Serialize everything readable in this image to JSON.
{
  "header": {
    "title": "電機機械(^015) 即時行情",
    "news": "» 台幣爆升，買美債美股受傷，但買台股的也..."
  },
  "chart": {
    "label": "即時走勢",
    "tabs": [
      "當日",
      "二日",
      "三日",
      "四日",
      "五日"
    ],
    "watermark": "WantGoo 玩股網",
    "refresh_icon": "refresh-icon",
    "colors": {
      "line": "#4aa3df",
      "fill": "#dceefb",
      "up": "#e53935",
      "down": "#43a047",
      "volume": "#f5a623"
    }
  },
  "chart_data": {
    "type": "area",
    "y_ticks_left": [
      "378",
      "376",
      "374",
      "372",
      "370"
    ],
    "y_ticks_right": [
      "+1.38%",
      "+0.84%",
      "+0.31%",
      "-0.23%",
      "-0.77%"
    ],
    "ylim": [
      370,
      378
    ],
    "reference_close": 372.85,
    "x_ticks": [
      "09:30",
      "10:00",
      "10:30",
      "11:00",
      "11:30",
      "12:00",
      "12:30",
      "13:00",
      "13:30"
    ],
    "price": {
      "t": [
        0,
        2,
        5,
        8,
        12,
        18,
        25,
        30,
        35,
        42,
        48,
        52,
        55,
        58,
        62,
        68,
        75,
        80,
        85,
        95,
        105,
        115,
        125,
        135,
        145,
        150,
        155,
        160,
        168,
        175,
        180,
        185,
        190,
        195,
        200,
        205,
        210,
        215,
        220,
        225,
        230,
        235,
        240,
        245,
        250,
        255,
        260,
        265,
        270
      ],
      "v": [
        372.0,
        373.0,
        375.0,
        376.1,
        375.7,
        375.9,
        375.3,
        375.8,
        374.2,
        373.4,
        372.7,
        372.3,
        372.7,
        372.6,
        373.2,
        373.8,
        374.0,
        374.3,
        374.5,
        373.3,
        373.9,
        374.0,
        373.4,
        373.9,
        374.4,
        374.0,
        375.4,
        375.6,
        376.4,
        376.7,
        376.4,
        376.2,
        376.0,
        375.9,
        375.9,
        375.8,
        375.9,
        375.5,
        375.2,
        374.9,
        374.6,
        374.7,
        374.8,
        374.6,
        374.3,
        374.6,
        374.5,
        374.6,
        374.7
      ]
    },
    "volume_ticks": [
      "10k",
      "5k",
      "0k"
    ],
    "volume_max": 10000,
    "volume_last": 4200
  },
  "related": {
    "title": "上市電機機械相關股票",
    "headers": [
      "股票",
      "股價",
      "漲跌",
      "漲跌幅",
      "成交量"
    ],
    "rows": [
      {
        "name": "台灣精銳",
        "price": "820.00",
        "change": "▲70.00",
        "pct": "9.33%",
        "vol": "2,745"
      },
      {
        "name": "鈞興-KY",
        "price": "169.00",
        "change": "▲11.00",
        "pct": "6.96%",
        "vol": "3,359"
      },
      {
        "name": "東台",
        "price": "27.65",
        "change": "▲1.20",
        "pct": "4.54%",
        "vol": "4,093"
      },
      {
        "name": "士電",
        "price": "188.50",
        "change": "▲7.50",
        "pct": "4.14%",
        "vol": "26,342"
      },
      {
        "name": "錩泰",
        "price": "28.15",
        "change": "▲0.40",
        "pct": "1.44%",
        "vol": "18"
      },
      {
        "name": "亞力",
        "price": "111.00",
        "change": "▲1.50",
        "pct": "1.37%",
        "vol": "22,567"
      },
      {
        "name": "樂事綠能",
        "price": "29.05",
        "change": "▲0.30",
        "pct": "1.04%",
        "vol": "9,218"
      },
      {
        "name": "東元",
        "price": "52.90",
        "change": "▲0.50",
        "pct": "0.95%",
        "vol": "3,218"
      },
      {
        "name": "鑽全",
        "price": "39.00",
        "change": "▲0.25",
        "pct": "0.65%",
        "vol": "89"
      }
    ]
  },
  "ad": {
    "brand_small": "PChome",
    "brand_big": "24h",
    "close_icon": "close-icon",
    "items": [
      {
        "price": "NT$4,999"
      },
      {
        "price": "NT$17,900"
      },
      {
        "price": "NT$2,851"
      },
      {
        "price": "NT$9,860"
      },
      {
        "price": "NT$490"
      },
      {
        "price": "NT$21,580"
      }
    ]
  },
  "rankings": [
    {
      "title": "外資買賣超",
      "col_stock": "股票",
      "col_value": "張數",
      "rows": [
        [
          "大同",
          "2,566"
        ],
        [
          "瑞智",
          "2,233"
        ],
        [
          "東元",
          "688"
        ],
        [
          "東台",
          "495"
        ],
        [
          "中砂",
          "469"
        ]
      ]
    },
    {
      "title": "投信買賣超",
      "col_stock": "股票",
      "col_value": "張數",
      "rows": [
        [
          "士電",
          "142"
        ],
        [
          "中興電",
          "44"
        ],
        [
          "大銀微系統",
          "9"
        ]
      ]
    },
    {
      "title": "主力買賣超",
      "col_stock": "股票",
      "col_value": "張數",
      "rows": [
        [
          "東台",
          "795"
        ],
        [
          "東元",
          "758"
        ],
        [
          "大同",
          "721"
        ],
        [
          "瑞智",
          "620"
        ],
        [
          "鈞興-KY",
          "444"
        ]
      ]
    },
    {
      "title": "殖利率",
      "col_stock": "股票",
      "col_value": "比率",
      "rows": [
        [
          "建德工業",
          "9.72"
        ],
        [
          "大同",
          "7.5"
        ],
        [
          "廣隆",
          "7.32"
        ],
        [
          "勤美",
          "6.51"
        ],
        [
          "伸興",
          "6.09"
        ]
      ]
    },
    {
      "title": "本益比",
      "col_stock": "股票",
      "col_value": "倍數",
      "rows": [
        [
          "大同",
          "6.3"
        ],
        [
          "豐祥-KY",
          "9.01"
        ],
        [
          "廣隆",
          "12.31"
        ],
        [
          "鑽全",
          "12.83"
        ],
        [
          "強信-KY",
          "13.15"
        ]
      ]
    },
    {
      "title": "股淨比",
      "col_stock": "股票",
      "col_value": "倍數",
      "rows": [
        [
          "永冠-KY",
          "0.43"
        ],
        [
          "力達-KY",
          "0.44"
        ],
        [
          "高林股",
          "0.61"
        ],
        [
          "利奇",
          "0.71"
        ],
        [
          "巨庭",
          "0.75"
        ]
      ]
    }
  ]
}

• _What is asked_: Reproduce all of the records exactly.

• _Result of this exercise_:
Serialize everything readable in this image to JSON.
{
  "header": {
    "title": "電機機械(^015) 即時行情",
    "news": "» 台幣爆升，買美債美股受傷，但買台股的也..."
  },
  "chart": {
    "label": "即時走勢",
    "tabs": [
      "當日",
      "二日",
      "三日",
      "四日",
      "五日"
    ],
    "watermark": "WantGoo 玩股網",
    "refresh_icon": "refresh-icon",
    "colors": {
      "line": "#4aa3df",
      "fill": "#dceefb",
      "up": "#e53935",
      "down": "#43a047",
      "volume": "#f5a623"
    }
  },
  "chart_data": {
    "type": "area",
    "y_ticks_left": [
      "378",
      "376",
      "374",
      "372",
      "370"
    ],
    "y_ticks_right": [
      "+1.38%",
      "+0.84%",
      "+0.31%",
      "-0.23%",
      "-0.77%"
    ],
    "ylim": [
      370,
      378
    ],
    "reference_close": 372.85,
    "x_ticks": [
      "09:30",
      "10:00",
      "10:30",
      "11:00",
      "11:30",
      "12:00",
      "12:30",
      "13:00",
      "13:30"
    ],
    "price": {
      "t": [
        0,
        2,
        5,
        8,
        12,
        18,
        25,
        30,
        35,
        42,
        48,
        52,
        55,
        58,
        62,
        68,
        75,
        80,
        85,
        95,
        105,
        115,
        125,
        135,
        145,
        150,
        155,
        160,
        168,
        175,
        180,
        185,
        190,
        195,
        200,
        205,
        210,
        215,
        220,
        225,
        230,
        235,
        240,
        245,
        250,
        255,
        260,
        265,
        270
      ],
      "v": [
        372.0,
        373.0,
        375.0,
        376.1,
        375.7,
        375.9,
        375.3,
        375.8,
        374.2,
        373.4,
        372.7,
        372.3,
        372.7,
        372.6,
        373.2,
        373.8,
        374.0,
        374.3,
        374.5,
        373.3,
        373.9,
        374.0,
        373.4,
        373.9,
        374.4,
        374.0,
        375.4,
        375.6,
        376.4,
        376.7,
        376.4,
        376.2,
        376.0,
        375.9,
        375.9,
        375.8,
        375.9,
        375.5,
        375.2,
        374.9,
        374.6,
        374.7,
        374.8,
        374.6,
        374.3,
        374.6,
        374.5,
        374.6,
        374.7
      ]
    },
    "volume_ticks": [
      "10k",
      "5k",
      "0k"
    ],
    "volume_max": 10000,
    "volume_last": 4200
  },
  "related": {
    "title": "上市電機機械相關股票",
    "headers": [
      "股票",
      "股價",
      "漲跌",
      "漲跌幅",
      "成交量"
    ],
    "rows": [
      {
        "name": "台灣精銳",
        "price": "820.00",
        "change": "▲70.00",
        "pct": "9.33%",
        "vol": "2,745"
      },
      {
        "name": "鈞興-KY",
        "price": "169.00",
        "change": "▲11.00",
        "pct": "6.96%",
        "vol": "3,359"
      },
      {
        "name": "東台",
        "price": "27.65",
        "change": "▲1.20",
        "pct": "4.54%",
        "vol": "4,093"
      },
      {
        "name": "士電",
        "price": "188.50",
        "change": "▲7.50",
        "pct": "4.14%",
        "vol": "26,342"
      },
      {
        "name": "錩泰",
        "price": "28.15",
        "change": "▲0.40",
        "pct": "1.44%",
        "vol": "18"
      },
      {
        "name": "亞力",
        "price": "111.00",
        "change": "▲1.50",
        "pct": "1.37%",
        "vol": "22,567"
      },
      {
        "name": "樂事綠能",
        "price": "29.05",
        "change": "▲0.30",
        "pct": "1.04%",
        "vol": "9,218"
      },
      {
        "name": "東元",
        "price": "52.90",
        "change": "▲0.50",
        "pct": "0.95%",
        "vol": "3,218"
      },
      {
        "name": "鑽全",
        "price": "39.00",
        "change": "▲0.25",
        "pct": "0.65%",
        "vol": "89"
      }
    ]
  },
  "ad": {
    "brand_small": "PChome",
    "brand_big": "24h",
    "close_icon": "close-icon",
    "items": [
      {
        "price": "NT$4,999"
      },
      {
        "price": "NT$17,900"
      },
      {
        "price": "NT$2,851"
      },
      {
        "price": "NT$9,860"
      },
      {
        "price": "NT$490"
      },
      {
        "price": "NT$21,580"
      }
    ]
  },
  "rankings": [
    {
      "title": "外資買賣超",
      "col_stock": "股票",
      "col_value": "張數",
      "rows": [
        [
          "大同",
          "2,566"
        ],
        [
          "瑞智",
          "2,233"
        ],
        [
          "東元",
          "688"
        ],
        [
          "東台",
          "495"
        ],
        [
          "中砂",
          "469"
        ]
      ]
    },
    {
      "title": "投信買賣超",
      "col_stock": "股票",
      "col_value": "張數",
      "rows": [
        [
          "士電",
          "142"
        ],
        [
          "中興電",
          "44"
        ],
        [
          "大銀微系統",
          "9"
        ]
      ]
    },
    {
      "title": "主力買賣超",
      "col_stock": "股票",
      "col_value": "張數",
      "rows": [
        [
          "東台",
          "795"
        ],
        [
          "東元",
          "758"
        ],
        [
          "大同",
          "721"
        ],
        [
          "瑞智",
          "620"
        ],
        [
          "鈞興-KY",
          "444"
        ]
      ]
    },
    {
      "title": "殖利率",
      "col_stock": "股票",
      "col_value": "比率",
      "rows": [
        [
          "建德工業",
          "9.72"
        ],
        [
          "大同",
          "7.5"
        ],
        [
          "廣隆",
          "7.32"
        ],
        [
          "勤美",
          "6.51"
        ],
        [
          "伸興",
          "6.09"
        ]
      ]
    },
    {
      "title": "本益比",
      "col_stock": "股票",
      "col_value": "倍數",
      "rows": [
        [
          "大同",
          "6.3"
        ],
        [
          "豐祥-KY",
          "9.01"
        ],
        [
          "廣隆",
          "12.31"
        ],
        [
          "鑽全",
          "12.83"
        ],
        [
          "強信-KY",
          "13.15"
        ]
      ]
    },
    {
      "title": "股淨比",
      "col_stock": "股票",
      "col_value": "倍數",
      "rows": [
        [
          "永冠-KY",
          "0.43"
        ],
        [
          "力達-KY",
          "0.44"
        ],
        [
          "高林股",
          "0.61"
        ],
        [
          "利奇",
          "0.71"
        ],
        [
          "巨庭",
          "0.75"
        ]
      ]
    }
  ]
}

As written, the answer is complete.